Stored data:
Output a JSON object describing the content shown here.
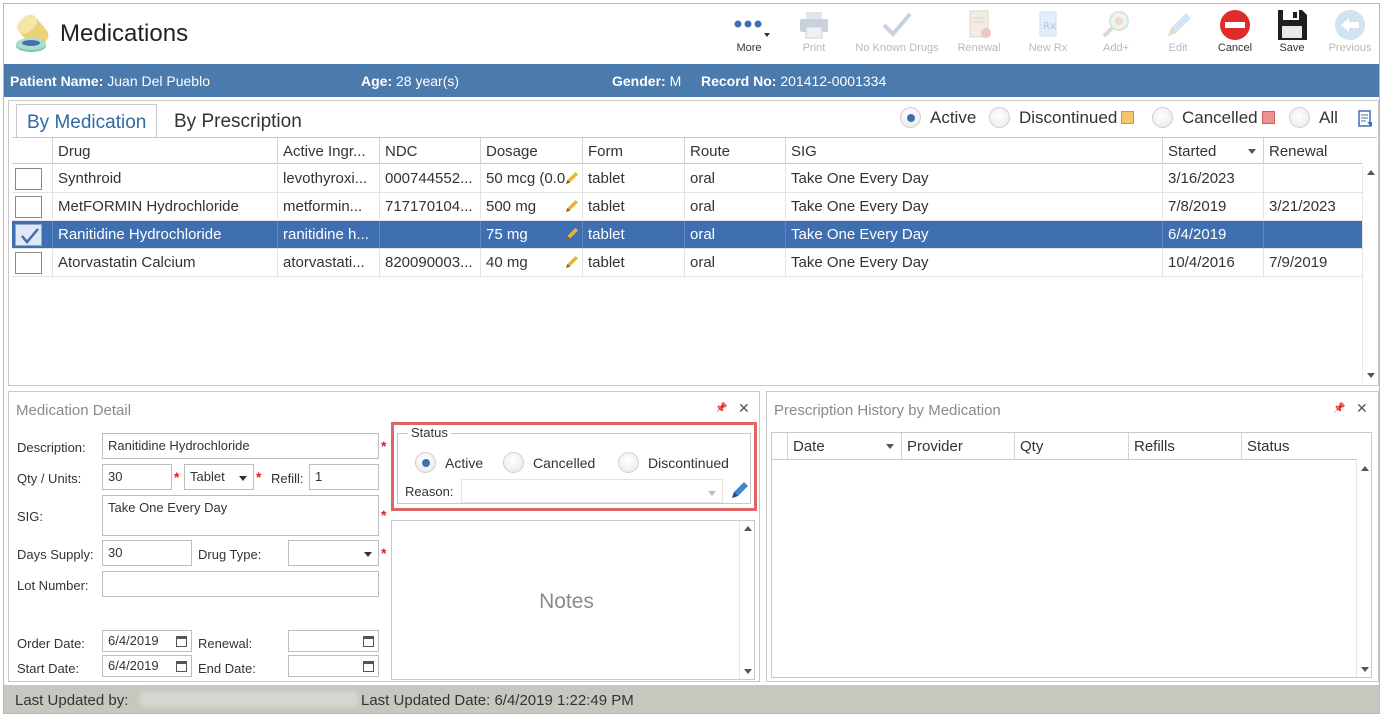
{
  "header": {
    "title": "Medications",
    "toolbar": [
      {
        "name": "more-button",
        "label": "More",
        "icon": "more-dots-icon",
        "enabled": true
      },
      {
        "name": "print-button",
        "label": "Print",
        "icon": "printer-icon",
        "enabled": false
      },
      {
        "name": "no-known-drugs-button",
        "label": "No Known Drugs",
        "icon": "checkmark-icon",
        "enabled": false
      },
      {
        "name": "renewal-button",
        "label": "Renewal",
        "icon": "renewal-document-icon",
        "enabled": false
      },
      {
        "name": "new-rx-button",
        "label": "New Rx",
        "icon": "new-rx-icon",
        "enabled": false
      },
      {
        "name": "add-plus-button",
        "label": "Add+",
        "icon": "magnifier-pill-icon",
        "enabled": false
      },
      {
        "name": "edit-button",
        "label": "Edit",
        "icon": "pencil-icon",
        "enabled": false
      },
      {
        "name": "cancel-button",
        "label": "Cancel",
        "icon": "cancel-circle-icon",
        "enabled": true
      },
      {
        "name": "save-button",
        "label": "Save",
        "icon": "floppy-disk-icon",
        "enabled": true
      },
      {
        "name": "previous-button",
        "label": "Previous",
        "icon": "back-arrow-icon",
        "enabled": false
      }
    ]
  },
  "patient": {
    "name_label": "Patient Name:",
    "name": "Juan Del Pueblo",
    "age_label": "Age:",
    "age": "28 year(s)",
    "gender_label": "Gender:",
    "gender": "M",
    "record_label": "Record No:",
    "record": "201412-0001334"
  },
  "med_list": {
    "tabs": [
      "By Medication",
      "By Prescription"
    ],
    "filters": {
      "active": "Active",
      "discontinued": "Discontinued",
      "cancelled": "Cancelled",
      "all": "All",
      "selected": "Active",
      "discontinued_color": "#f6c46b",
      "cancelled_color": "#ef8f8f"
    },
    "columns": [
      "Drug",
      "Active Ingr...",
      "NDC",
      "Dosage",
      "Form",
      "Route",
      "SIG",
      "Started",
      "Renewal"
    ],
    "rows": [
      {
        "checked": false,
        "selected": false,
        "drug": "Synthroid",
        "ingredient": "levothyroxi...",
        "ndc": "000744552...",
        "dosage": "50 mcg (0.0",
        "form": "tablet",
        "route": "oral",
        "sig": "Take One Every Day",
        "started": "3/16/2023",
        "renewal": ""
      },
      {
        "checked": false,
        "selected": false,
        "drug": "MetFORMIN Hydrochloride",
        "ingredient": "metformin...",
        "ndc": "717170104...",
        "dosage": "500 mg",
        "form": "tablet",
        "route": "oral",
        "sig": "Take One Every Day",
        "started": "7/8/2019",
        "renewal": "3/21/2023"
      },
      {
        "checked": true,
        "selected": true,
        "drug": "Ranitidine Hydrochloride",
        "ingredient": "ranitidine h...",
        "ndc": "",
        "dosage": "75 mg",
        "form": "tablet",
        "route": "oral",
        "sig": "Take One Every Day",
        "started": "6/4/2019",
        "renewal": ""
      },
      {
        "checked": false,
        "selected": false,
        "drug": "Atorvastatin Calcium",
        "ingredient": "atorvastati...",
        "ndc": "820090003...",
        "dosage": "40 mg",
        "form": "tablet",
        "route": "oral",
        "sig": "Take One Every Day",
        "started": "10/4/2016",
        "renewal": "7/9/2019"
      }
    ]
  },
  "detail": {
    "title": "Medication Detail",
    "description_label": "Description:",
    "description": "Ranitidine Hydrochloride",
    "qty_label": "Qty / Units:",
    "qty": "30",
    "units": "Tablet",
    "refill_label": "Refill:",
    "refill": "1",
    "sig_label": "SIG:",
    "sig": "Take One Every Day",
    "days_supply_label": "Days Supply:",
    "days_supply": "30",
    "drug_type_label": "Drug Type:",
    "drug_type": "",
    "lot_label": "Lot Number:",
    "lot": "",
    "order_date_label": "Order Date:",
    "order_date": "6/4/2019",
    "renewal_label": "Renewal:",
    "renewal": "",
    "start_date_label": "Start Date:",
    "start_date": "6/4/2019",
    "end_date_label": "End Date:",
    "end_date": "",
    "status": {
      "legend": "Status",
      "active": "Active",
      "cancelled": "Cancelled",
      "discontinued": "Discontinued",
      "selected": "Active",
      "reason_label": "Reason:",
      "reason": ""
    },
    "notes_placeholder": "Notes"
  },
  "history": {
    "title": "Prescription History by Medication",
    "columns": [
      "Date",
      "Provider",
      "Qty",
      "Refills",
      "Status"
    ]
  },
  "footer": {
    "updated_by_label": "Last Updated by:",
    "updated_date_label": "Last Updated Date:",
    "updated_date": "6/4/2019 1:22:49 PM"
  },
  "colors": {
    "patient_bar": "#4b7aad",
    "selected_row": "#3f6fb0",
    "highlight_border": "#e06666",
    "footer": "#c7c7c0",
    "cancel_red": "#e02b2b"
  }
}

SET TASK: Quote every line word for word and keep the images out of the copy.

EXERCISE OUTPUT:
Output a JSON object describing the content shown here.
{
  "header": {
    "title": "Medications",
    "toolbar": [
      {
        "name": "more-button",
        "label": "More",
        "icon": "more-dots-icon",
        "enabled": true
      },
      {
        "name": "print-button",
        "label": "Print",
        "icon": "printer-icon",
        "enabled": false
      },
      {
        "name": "no-known-drugs-button",
        "label": "No Known Drugs",
        "icon": "checkmark-icon",
        "enabled": false
      },
      {
        "name": "renewal-button",
        "label": "Renewal",
        "icon": "renewal-document-icon",
        "enabled": false
      },
      {
        "name": "new-rx-button",
        "label": "New Rx",
        "icon": "new-rx-icon",
        "enabled": false
      },
      {
        "name": "add-plus-button",
        "label": "Add+",
        "icon": "magnifier-pill-icon",
        "enabled": false
      },
      {
        "name": "edit-button",
        "label": "Edit",
        "icon": "pencil-icon",
        "enabled": false
      },
      {
        "name": "cancel-button",
        "label": "Cancel",
        "icon": "cancel-circle-icon",
        "enabled": true
      },
      {
        "name": "save-button",
        "label": "Save",
        "icon": "floppy-disk-icon",
        "enabled": true
      },
      {
        "name": "previous-button",
        "label": "Previous",
        "icon": "back-arrow-icon",
        "enabled": false
      }
    ]
  },
  "patient": {
    "name_label": "Patient Name:",
    "name": "Juan Del Pueblo",
    "age_label": "Age:",
    "age": "28 year(s)",
    "gender_label": "Gender:",
    "gender": "M",
    "record_label": "Record No:",
    "record": "201412-0001334"
  },
  "med_list": {
    "tabs": [
      "By Medication",
      "By Prescription"
    ],
    "filters": {
      "active": "Active",
      "discontinued": "Discontinued",
      "cancelled": "Cancelled",
      "all": "All",
      "selected": "Active",
      "discontinued_color": "#f6c46b",
      "cancelled_color": "#ef8f8f"
    },
    "columns": [
      "Drug",
      "Active Ingr...",
      "NDC",
      "Dosage",
      "Form",
      "Route",
      "SIG",
      "Started",
      "Renewal"
    ],
    "rows": [
      {
        "checked": false,
        "selected": false,
        "drug": "Synthroid",
        "ingredient": "levothyroxi...",
        "ndc": "000744552...",
        "dosage": "50 mcg (0.0",
        "form": "tablet",
        "route": "oral",
        "sig": "Take One Every Day",
        "started": "3/16/2023",
        "renewal": ""
      },
      {
        "checked": false,
        "selected": false,
        "drug": "MetFORMIN Hydrochloride",
        "ingredient": "metformin...",
        "ndc": "717170104...",
        "dosage": "500 mg",
        "form": "tablet",
        "route": "oral",
        "sig": "Take One Every Day",
        "started": "7/8/2019",
        "renewal": "3/21/2023"
      },
      {
        "checked": true,
        "selected": true,
        "drug": "Ranitidine Hydrochloride",
        "ingredient": "ranitidine h...",
        "ndc": "",
        "dosage": "75 mg",
        "form": "tablet",
        "route": "oral",
        "sig": "Take One Every Day",
        "started": "6/4/2019",
        "renewal": ""
      },
      {
        "checked": false,
        "selected": false,
        "drug": "Atorvastatin Calcium",
        "ingredient": "atorvastati...",
        "ndc": "820090003...",
        "dosage": "40 mg",
        "form": "tablet",
        "route": "oral",
        "sig": "Take One Every Day",
        "started": "10/4/2016",
        "renewal": "7/9/2019"
      }
    ]
  },
  "detail": {
    "title": "Medication Detail",
    "description_label": "Description:",
    "description": "Ranitidine Hydrochloride",
    "qty_label": "Qty / Units:",
    "qty": "30",
    "units": "Tablet",
    "refill_label": "Refill:",
    "refill": "1",
    "sig_label": "SIG:",
    "sig": "Take One Every Day",
    "days_supply_label": "Days Supply:",
    "days_supply": "30",
    "drug_type_label": "Drug Type:",
    "drug_type": "",
    "lot_label": "Lot Number:",
    "lot": "",
    "order_date_label": "Order Date:",
    "order_date": "6/4/2019",
    "renewal_label": "Renewal:",
    "renewal": "",
    "start_date_label": "Start Date:",
    "start_date": "6/4/2019",
    "end_date_label": "End Date:",
    "end_date": "",
    "status": {
      "legend": "Status",
      "active": "Active",
      "cancelled": "Cancelled",
      "discontinued": "Discontinued",
      "selected": "Active",
      "reason_label": "Reason:",
      "reason": ""
    },
    "notes_placeholder": "Notes"
  },
  "history": {
    "title": "Prescription History by Medication",
    "columns": [
      "Date",
      "Provider",
      "Qty",
      "Refills",
      "Status"
    ]
  },
  "footer": {
    "updated_by_label": "Last Updated by:",
    "updated_date_label": "Last Updated Date:",
    "updated_date": "6/4/2019 1:22:49 PM"
  },
  "colors": {
    "patient_bar": "#4b7aad",
    "selected_row": "#3f6fb0",
    "highlight_border": "#e06666",
    "footer": "#c7c7c0",
    "cancel_red": "#e02b2b"
  }
}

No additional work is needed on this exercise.